(Data records)

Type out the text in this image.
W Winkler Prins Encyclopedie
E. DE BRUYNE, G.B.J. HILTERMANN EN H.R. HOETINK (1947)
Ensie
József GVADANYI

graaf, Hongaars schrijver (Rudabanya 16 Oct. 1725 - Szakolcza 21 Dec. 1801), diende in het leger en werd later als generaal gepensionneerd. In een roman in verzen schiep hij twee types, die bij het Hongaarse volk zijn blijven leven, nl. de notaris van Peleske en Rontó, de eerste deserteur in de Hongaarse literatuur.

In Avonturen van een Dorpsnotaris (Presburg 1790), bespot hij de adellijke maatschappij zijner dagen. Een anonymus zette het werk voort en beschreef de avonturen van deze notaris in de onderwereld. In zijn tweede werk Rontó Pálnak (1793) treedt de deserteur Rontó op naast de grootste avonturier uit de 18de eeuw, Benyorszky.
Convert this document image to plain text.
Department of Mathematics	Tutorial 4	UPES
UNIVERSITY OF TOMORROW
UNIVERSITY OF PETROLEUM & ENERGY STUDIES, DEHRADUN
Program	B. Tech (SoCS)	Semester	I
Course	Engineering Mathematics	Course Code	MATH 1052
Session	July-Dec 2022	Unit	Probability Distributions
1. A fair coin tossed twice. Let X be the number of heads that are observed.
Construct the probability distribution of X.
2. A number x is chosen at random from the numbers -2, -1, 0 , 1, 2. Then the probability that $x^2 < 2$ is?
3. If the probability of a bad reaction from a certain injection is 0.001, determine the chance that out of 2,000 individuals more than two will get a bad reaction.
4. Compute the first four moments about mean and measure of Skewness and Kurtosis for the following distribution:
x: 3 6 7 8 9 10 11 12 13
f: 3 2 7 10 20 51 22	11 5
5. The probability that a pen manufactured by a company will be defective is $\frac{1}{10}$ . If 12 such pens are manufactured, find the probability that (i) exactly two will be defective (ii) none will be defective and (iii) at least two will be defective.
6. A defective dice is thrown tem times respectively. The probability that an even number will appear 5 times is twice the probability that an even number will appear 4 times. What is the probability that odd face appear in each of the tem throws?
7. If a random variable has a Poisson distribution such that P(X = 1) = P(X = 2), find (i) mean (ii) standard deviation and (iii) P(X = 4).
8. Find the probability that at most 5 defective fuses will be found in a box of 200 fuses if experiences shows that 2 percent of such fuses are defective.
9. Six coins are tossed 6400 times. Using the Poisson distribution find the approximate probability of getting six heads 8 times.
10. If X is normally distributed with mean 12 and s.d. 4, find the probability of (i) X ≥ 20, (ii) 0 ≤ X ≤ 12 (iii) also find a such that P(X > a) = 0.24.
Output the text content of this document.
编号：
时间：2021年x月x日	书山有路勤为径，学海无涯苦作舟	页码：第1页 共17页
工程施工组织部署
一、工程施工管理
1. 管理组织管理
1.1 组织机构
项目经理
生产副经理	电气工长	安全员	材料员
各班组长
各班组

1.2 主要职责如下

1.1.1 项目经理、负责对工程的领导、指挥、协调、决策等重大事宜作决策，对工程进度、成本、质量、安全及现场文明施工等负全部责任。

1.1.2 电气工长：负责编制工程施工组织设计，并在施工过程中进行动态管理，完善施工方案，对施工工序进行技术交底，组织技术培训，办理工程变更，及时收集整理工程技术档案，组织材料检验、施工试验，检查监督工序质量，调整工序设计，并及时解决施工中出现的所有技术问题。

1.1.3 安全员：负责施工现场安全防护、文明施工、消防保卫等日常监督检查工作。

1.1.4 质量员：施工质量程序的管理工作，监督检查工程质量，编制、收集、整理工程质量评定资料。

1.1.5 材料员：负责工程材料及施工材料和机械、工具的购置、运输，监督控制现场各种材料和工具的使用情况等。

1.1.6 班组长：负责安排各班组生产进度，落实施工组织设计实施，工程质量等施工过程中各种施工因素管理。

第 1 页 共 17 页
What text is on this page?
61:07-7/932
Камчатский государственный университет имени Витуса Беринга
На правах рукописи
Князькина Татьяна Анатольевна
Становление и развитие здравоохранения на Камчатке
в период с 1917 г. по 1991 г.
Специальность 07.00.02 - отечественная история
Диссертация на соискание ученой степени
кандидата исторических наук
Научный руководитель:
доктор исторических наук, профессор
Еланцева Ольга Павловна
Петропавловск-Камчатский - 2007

WHAT YOU ARE ASKED TO DO:
Reproduce all of the entries word for word.

ANSWER TO THIS PROBLEM:
Type out the text in this image.
W Winkler Prins Encyclopedie
E. DE BRUYNE, G.B.J. HILTERMANN EN H.R. HOETINK (1947)
Ensie
József GVADANYI

graaf, Hongaars schrijver (Rudabanya 16 Oct. 1725 - Szakolcza 21 Dec. 1801), diende in het leger en werd later als generaal gepensionneerd. In een roman in verzen schiep hij twee types, die bij het Hongaarse volk zijn blijven leven, nl. de notaris van Peleske en Rontó, de eerste deserteur in de Hongaarse literatuur.

In Avonturen van een Dorpsnotaris (Presburg 1790), bespot hij de adellijke maatschappij zijner dagen. Een anonymus zette het werk voort en beschreef de avonturen van deze notaris in de onderwereld. In zijn tweede werk Rontó Pálnak (1793) treedt de deserteur Rontó op naast de grootste avonturier uit de 18de eeuw, Benyorszky.
Convert this document image to plain text.
Department of Mathematics	Tutorial 4	UPES
UNIVERSITY OF TOMORROW
UNIVERSITY OF PETROLEUM & ENERGY STUDIES, DEHRADUN
Program	B. Tech (SoCS)	Semester	I
Course	Engineering Mathematics	Course Code	MATH 1052
Session	July-Dec 2022	Unit	Probability Distributions
1. A fair coin tossed twice. Let X be the number of heads that are observed.
Construct the probability distribution of X.
2. A number x is chosen at random from the numbers -2, -1, 0 , 1, 2. Then the probability that $x^2 < 2$ is?
3. If the probability of a bad reaction from a certain injection is 0.001, determine the chance that out of 2,000 individuals more than two will get a bad reaction.
4. Compute the first four moments about mean and measure of Skewness and Kurtosis for the following distribution:
x: 3 6 7 8 9 10 11 12 13
f: 3 2 7 10 20 51 22	11 5
5. The probability that a pen manufactured by a company will be defective is $\frac{1}{10}$ . If 12 such pens are manufactured, find the probability that (i) exactly two will be defective (ii) none will be defective and (iii) at least two will be defective.
6. A defective dice is thrown tem times respectively. The probability that an even number will appear 5 times is twice the probability that an even number will appear 4 times. What is the probability that odd face appear in each of the tem throws?
7. If a random variable has a Poisson distribution such that P(X = 1) = P(X = 2), find (i) mean (ii) standard deviation and (iii) P(X = 4).
8. Find the probability that at most 5 defective fuses will be found in a box of 200 fuses if experiences shows that 2 percent of such fuses are defective.
9. Six coins are tossed 6400 times. Using the Poisson distribution find the approximate probability of getting six heads 8 times.
10. If X is normally distributed with mean 12 and s.d. 4, find the probability of (i) X ≥ 20, (ii) 0 ≤ X ≤ 12 (iii) also find a such that P(X > a) = 0.24.
Output the text content of this document.
编号：
时间：2021年x月x日	书山有路勤为径，学海无涯苦作舟	页码：第1页 共17页
工程施工组织部署
一、工程施工管理
1. 管理组织管理
1.1 组织机构
项目经理
生产副经理	电气工长	安全员	材料员
各班组长
各班组

1.2 主要职责如下

1.1.1 项目经理、负责对工程的领导、指挥、协调、决策等重大事宜作决策，对工程进度、成本、质量、安全及现场文明施工等负全部责任。

1.1.2 电气工长：负责编制工程施工组织设计，并在施工过程中进行动态管理，完善施工方案，对施工工序进行技术交底，组织技术培训，办理工程变更，及时收集整理工程技术档案，组织材料检验、施工试验，检查监督工序质量，调整工序设计，并及时解决施工中出现的所有技术问题。

1.1.3 安全员：负责施工现场安全防护、文明施工、消防保卫等日常监督检查工作。

1.1.4 质量员：施工质量程序的管理工作，监督检查工程质量，编制、收集、整理工程质量评定资料。

1.1.5 材料员：负责工程材料及施工材料和机械、工具的购置、运输，监督控制现场各种材料和工具的使用情况等。

1.1.6 班组长：负责安排各班组生产进度，落实施工组织设计实施，工程质量等施工过程中各种施工因素管理。

第 1 页 共 17 页
What text is on this page?
61:07-7/932
Камчатский государственный университет имени Витуса Беринга
На правах рукописи
Князькина Татьяна Анатольевна
Становление и развитие здравоохранения на Камчатке
в период с 1917 г. по 1991 г.
Специальность 07.00.02 - отечественная история
Диссертация на соискание ученой степени
кандидата исторических наук
Научный руководитель:
доктор исторических наук, профессор
Еланцева Ольга Павловна
Петропавловск-Камчатский - 2007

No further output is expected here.